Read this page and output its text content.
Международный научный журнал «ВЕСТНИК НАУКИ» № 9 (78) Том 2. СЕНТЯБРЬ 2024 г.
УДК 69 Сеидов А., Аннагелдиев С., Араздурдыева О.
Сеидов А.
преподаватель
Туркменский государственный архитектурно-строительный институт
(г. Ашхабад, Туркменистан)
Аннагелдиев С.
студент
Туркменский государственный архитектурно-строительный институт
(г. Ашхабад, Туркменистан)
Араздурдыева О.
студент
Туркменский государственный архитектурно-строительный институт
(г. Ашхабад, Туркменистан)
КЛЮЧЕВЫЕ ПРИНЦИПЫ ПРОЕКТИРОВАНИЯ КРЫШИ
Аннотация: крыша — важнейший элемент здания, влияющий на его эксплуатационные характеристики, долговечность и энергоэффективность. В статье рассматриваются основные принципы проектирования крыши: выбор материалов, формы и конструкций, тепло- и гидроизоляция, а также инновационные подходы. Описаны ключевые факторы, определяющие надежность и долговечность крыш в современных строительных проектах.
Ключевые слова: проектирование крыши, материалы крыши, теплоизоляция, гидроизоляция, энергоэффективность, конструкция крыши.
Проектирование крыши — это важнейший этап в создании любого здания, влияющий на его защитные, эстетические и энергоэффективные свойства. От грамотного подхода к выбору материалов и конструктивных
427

^^^^^^^^

→ Exercise brief:
Please restate the records in full, word for word.

→ Output below:
Read this page and output its text content.
Международный научный журнал «ВЕСТНИК НАУКИ» № 9 (78) Том 2. СЕНТЯБРЬ 2024 г.
УДК 69 Сеидов А., Аннагелдиев С., Араздурдыева О.
Сеидов А.
преподаватель
Туркменский государственный архитектурно-строительный институт
(г. Ашхабад, Туркменистан)
Аннагелдиев С.
студент
Туркменский государственный архитектурно-строительный институт
(г. Ашхабад, Туркменистан)
Араздурдыева О.
студент
Туркменский государственный архитектурно-строительный институт
(г. Ашхабад, Туркменистан)
КЛЮЧЕВЫЕ ПРИНЦИПЫ ПРОЕКТИРОВАНИЯ КРЫШИ
Аннотация: крыша — важнейший элемент здания, влияющий на его эксплуатационные характеристики, долговечность и энергоэффективность. В статье рассматриваются основные принципы проектирования крыши: выбор материалов, формы и конструкций, тепло- и гидроизоляция, а также инновационные подходы. Описаны ключевые факторы, определяющие надежность и долговечность крыш в современных строительных проектах.
Ключевые слова: проектирование крыши, материалы крыши, теплоизоляция, гидроизоляция, энергоэффективность, конструкция крыши.
Проектирование крыши — это важнейший этап в создании любого здания, влияющий на его защитные, эстетические и энергоэффективные свойства. От грамотного подхода к выбору материалов и конструктивных
427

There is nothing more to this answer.